**Exercise task:** Copy word for word the line containing "What data populates" together with all lines following it to the end of the listing below, without the pictures.

[Start Working data]

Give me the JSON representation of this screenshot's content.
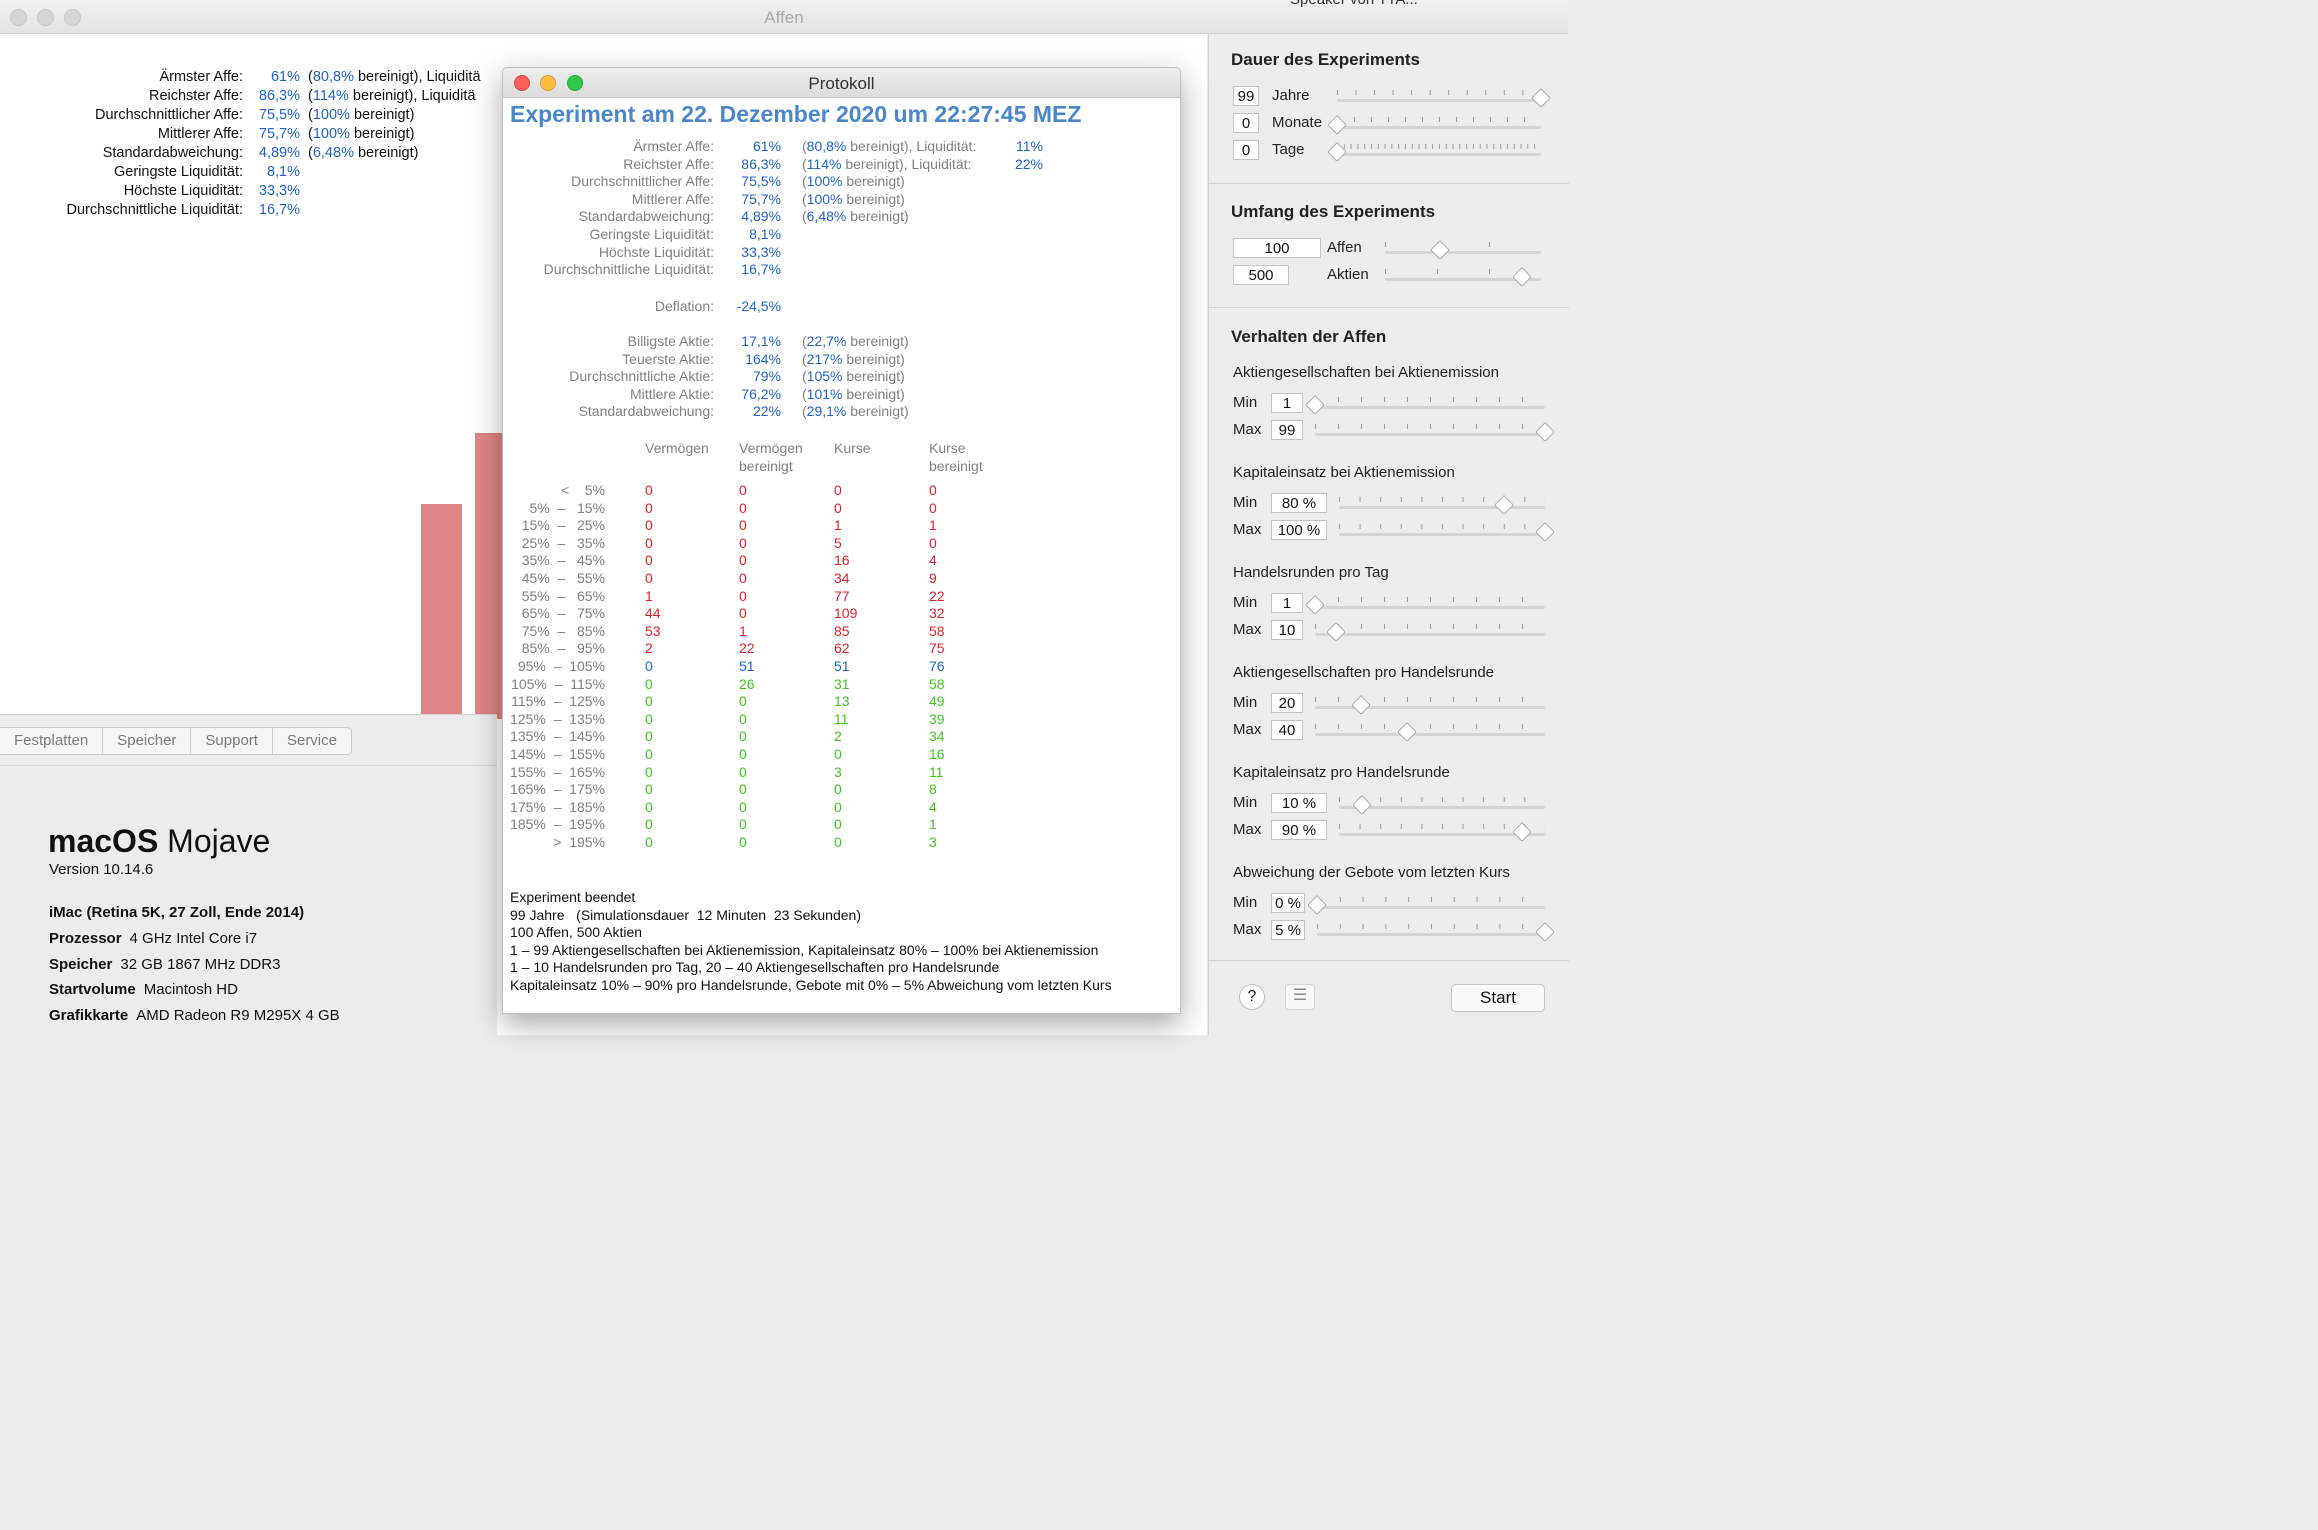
{
  "main_window": {
    "title": "Affen",
    "peek_text": "Speaker von TTA..."
  },
  "bg_stats": [
    {
      "label": "Ärmster Affe:",
      "value": "61%",
      "extra_open": "(",
      "extra_num": "80,8%",
      "extra_text": " bereinigt), Liquiditä"
    },
    {
      "label": "Reichster Affe:",
      "value": "86,3%",
      "extra_open": "(",
      "extra_num": "114%",
      "extra_text": " bereinigt), Liquiditä"
    },
    {
      "label": "Durchschnittlicher Affe:",
      "value": "75,5%",
      "extra_open": "(",
      "extra_num": "100%",
      "extra_text": " bereinigt)"
    },
    {
      "label": "Mittlerer Affe:",
      "value": "75,7%",
      "extra_open": "(",
      "extra_num": "100%",
      "extra_text": " bereinigt)"
    },
    {
      "label": "Standardabweichung:",
      "value": "4,89%",
      "extra_open": "(",
      "extra_num": "6,48%",
      "extra_text": " bereinigt)"
    },
    {
      "label": "Geringste Liquidität:",
      "value": "8,1%"
    },
    {
      "label": "Höchste Liquidität:",
      "value": "33,3%"
    },
    {
      "label": "Durchschnittliche Liquidität:",
      "value": "16,7%"
    }
  ],
  "about_mac": {
    "tabs": [
      "Festplatten",
      "Speicher",
      "Support",
      "Service"
    ],
    "os_name_bold": "macOS",
    "os_name_light": "Mojave",
    "version": "Version 10.14.6",
    "model": "iMac (Retina 5K, 27 Zoll, Ende 2014)",
    "specs": [
      {
        "label": "Prozessor",
        "value": "4 GHz Intel Core i7"
      },
      {
        "label": "Speicher",
        "value": "32 GB 1867 MHz DDR3"
      },
      {
        "label": "Startvolume",
        "value": "Macintosh HD"
      },
      {
        "label": "Grafikkarte",
        "value": "AMD Radeon R9 M295X 4 GB"
      }
    ]
  },
  "sidebar": {
    "dauer": {
      "title": "Dauer des Experiments",
      "rows": [
        {
          "value": "99",
          "label": "Jahre",
          "level": 1.0
        },
        {
          "value": "0",
          "label": "Monate",
          "level": 0.0
        },
        {
          "value": "0",
          "label": "Tage",
          "level": 0.0
        }
      ]
    },
    "umfang": {
      "title": "Umfang des Experiments",
      "rows": [
        {
          "value": "100",
          "label": "Affen",
          "level": 0.35
        },
        {
          "value": "500",
          "label": "Aktien",
          "level": 0.88
        }
      ]
    },
    "verhalten": {
      "title": "Verhalten der Affen",
      "groups": [
        {
          "title": "Aktiengesellschaften bei Aktienemission",
          "min": "1",
          "max": "99",
          "min_level": 0.0,
          "max_level": 1.0
        },
        {
          "title": "Kapitaleinsatz bei Aktienemission",
          "min": "80 %",
          "max": "100 %",
          "min_level": 0.8,
          "max_level": 1.0
        },
        {
          "title": "Handelsrunden pro Tag",
          "min": "1",
          "max": "10",
          "min_level": 0.0,
          "max_level": 0.09
        },
        {
          "title": "Aktiengesellschaften pro Handelsrunde",
          "min": "20",
          "max": "40",
          "min_level": 0.2,
          "max_level": 0.4
        },
        {
          "title": "Kapitaleinsatz pro Handelsrunde",
          "min": "10 %",
          "max": "90 %",
          "min_level": 0.11,
          "max_level": 0.89
        },
        {
          "title": "Abweichung der Gebote vom letzten Kurs",
          "min": "0 %",
          "max": "5 %",
          "min_level": 0.0,
          "max_level": 1.0
        }
      ],
      "min_label": "Min",
      "max_label": "Max"
    },
    "help_label": "?",
    "list_label": "☰",
    "start_label": "Start"
  },
  "protokoll": {
    "title": "Protokoll",
    "heading": "Experiment am 22. Dezember 2020 um 22:27:45 MEZ",
    "affen_stats": [
      {
        "label": "Ärmster Affe:",
        "value": "61%",
        "open": "(",
        "num": "80,8%",
        "text": " bereinigt), Liquidität:",
        "liq": "11%"
      },
      {
        "label": "Reichster Affe:",
        "value": "86,3%",
        "open": "(",
        "num": "114%",
        "text": " bereinigt), Liquidität:",
        "liq": "22%"
      },
      {
        "label": "Durchschnittlicher Affe:",
        "value": "75,5%",
        "open": "(",
        "num": "100%",
        "text": " bereinigt)"
      },
      {
        "label": "Mittlerer Affe:",
        "value": "75,7%",
        "open": "(",
        "num": "100%",
        "text": " bereinigt)"
      },
      {
        "label": "Standardabweichung:",
        "value": "4,89%",
        "open": "(",
        "num": "6,48%",
        "text": " bereinigt)"
      },
      {
        "label": "Geringste Liquidität:",
        "value": "8,1%"
      },
      {
        "label": "Höchste Liquidität:",
        "value": "33,3%"
      },
      {
        "label": "Durchschnittliche Liquidität:",
        "value": "16,7%"
      }
    ],
    "deflation": {
      "label": "Deflation:",
      "value": "-24,5%"
    },
    "aktien_stats": [
      {
        "label": "Billigste Aktie:",
        "value": "17,1%",
        "open": "(",
        "num": "22,7%",
        "text": " bereinigt)"
      },
      {
        "label": "Teuerste Aktie:",
        "value": "164%",
        "open": "(",
        "num": "217%",
        "text": " bereinigt)"
      },
      {
        "label": "Durchschnittliche Aktie:",
        "value": "79%",
        "open": "(",
        "num": "105%",
        "text": " bereinigt)"
      },
      {
        "label": "Mittlere Aktie:",
        "value": "76,2%",
        "open": "(",
        "num": "101%",
        "text": " bereinigt)"
      },
      {
        "label": "Standardabweichung:",
        "value": "22%",
        "open": "(",
        "num": "29,1%",
        "text": " bereinigt)"
      }
    ],
    "table_headers": [
      {
        "line1": "Vermögen",
        "line2": ""
      },
      {
        "line1": "Vermögen",
        "line2": "bereinigt"
      },
      {
        "line1": "Kurse",
        "line2": ""
      },
      {
        "line1": "Kurse",
        "line2": "bereinigt"
      }
    ],
    "table_rows": [
      {
        "range": "<    5%",
        "c": [
          "0",
          "0",
          "0",
          "0"
        ],
        "color": "red"
      },
      {
        "range": "5%  –   15%",
        "c": [
          "0",
          "0",
          "0",
          "0"
        ],
        "color": "red"
      },
      {
        "range": "15%  –   25%",
        "c": [
          "0",
          "0",
          "1",
          "1"
        ],
        "color": "red"
      },
      {
        "range": "25%  –   35%",
        "c": [
          "0",
          "0",
          "5",
          "0"
        ],
        "color": "red"
      },
      {
        "range": "35%  –   45%",
        "c": [
          "0",
          "0",
          "16",
          "4"
        ],
        "color": "red"
      },
      {
        "range": "45%  –   55%",
        "c": [
          "0",
          "0",
          "34",
          "9"
        ],
        "color": "red"
      },
      {
        "range": "55%  –   65%",
        "c": [
          "1",
          "0",
          "77",
          "22"
        ],
        "color": "red"
      },
      {
        "range": "65%  –   75%",
        "c": [
          "44",
          "0",
          "109",
          "32"
        ],
        "color": "red"
      },
      {
        "range": "75%  –   85%",
        "c": [
          "53",
          "1",
          "85",
          "58"
        ],
        "color": "red"
      },
      {
        "range": "85%  –   95%",
        "c": [
          "2",
          "22",
          "62",
          "75"
        ],
        "color": "red"
      },
      {
        "range": "95%  –  105%",
        "c": [
          "0",
          "51",
          "51",
          "76"
        ],
        "color": "blue"
      },
      {
        "range": "105%  –  115%",
        "c": [
          "0",
          "26",
          "31",
          "58"
        ],
        "color": "green"
      },
      {
        "range": "115%  –  125%",
        "c": [
          "0",
          "0",
          "13",
          "49"
        ],
        "color": "green"
      },
      {
        "range": "125%  –  135%",
        "c": [
          "0",
          "0",
          "11",
          "39"
        ],
        "color": "green"
      },
      {
        "range": "135%  –  145%",
        "c": [
          "0",
          "0",
          "2",
          "34"
        ],
        "color": "green"
      },
      {
        "range": "145%  –  155%",
        "c": [
          "0",
          "0",
          "0",
          "16"
        ],
        "color": "green"
      },
      {
        "range": "155%  –  165%",
        "c": [
          "0",
          "0",
          "3",
          "11"
        ],
        "color": "green"
      },
      {
        "range": "165%  –  175%",
        "c": [
          "0",
          "0",
          "0",
          "8"
        ],
        "color": "green"
      },
      {
        "range": "175%  –  185%",
        "c": [
          "0",
          "0",
          "0",
          "4"
        ],
        "color": "green"
      },
      {
        "range": "185%  –  195%",
        "c": [
          "0",
          "0",
          "0",
          "1"
        ],
        "color": "green"
      },
      {
        "range": ">  195%",
        "c": [
          "0",
          "0",
          "0",
          "3"
        ],
        "color": "green"
      }
    ],
    "summary": [
      "Experiment beendet",
      "99 Jahre   (Simulationsdauer  12 Minuten  23 Sekunden)",
      "100 Affen, 500 Aktien",
      "1 – 99 Aktiengesellschaften bei Aktienemission, Kapitaleinsatz 80% – 100% bei Aktienemission",
      "1 – 10 Handelsrunden pro Tag, 20 – 40 Aktiengesellschaften pro Handelsrunde",
      "Kapitaleinsatz 10% – 90% pro Handelsrunde, Gebote mit 0% – 5% Abweichung vom letzten Kurs"
    ]
  }
}
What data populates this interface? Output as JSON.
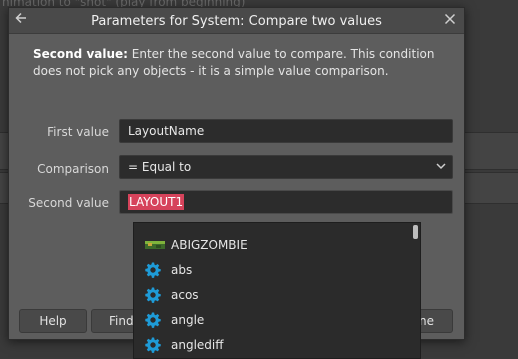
{
  "background": {
    "top_text": "nimation to \"shot\" (play from beginning)"
  },
  "dialog": {
    "title": "Parameters for System: Compare two values",
    "back_icon": "arrow-left-icon",
    "close_icon": "close-icon",
    "description_bold": "Second value:",
    "description_text": " Enter the second value to compare. This condition does not pick any objects - it is a simple value comparison."
  },
  "fields": {
    "first_value": {
      "label": "First value",
      "value": "LayoutName"
    },
    "comparison": {
      "label": "Comparison",
      "value": "= Equal to"
    },
    "second_value": {
      "label": "Second value",
      "value": "LAYOUT1"
    }
  },
  "buttons": {
    "help": "Help",
    "find": "Find",
    "done_partial": "ne"
  },
  "autocomplete": {
    "items": [
      {
        "label": "ABIGZOMBIE",
        "icon": "layout-icon"
      },
      {
        "label": "abs",
        "icon": "gear-icon"
      },
      {
        "label": "acos",
        "icon": "gear-icon"
      },
      {
        "label": "angle",
        "icon": "gear-icon"
      },
      {
        "label": "anglediff",
        "icon": "gear-icon"
      }
    ]
  },
  "colors": {
    "gear_icon": "#1e9bd7",
    "selection": "#d6435b",
    "dialog_bg": "#5d5d5d",
    "field_bg": "#2c2c2c"
  }
}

[End Working data]

**Solved exercise:**
What data populates this interface? Output as JSON.
{
  "background": {
    "top_text": "nimation to \"shot\" (play from beginning)"
  },
  "dialog": {
    "title": "Parameters for System: Compare two values",
    "back_icon": "arrow-left-icon",
    "close_icon": "close-icon",
    "description_bold": "Second value:",
    "description_text": " Enter the second value to compare. This condition does not pick any objects - it is a simple value comparison."
  },
  "fields": {
    "first_value": {
      "label": "First value",
      "value": "LayoutName"
    },
    "comparison": {
      "label": "Comparison",
      "value": "= Equal to"
    },
    "second_value": {
      "label": "Second value",
      "value": "LAYOUT1"
    }
  },
  "buttons": {
    "help": "Help",
    "find": "Find",
    "done_partial": "ne"
  },
  "autocomplete": {
    "items": [
      {
        "label": "ABIGZOMBIE",
        "icon": "layout-icon"
      },
      {
        "label": "abs",
        "icon": "gear-icon"
      },
      {
        "label": "acos",
        "icon": "gear-icon"
      },
      {
        "label": "angle",
        "icon": "gear-icon"
      },
      {
        "label": "anglediff",
        "icon": "gear-icon"
      }
    ]
  },
  "colors": {
    "gear_icon": "#1e9bd7",
    "selection": "#d6435b",
    "dialog_bg": "#5d5d5d",
    "field_bg": "#2c2c2c"
  }
}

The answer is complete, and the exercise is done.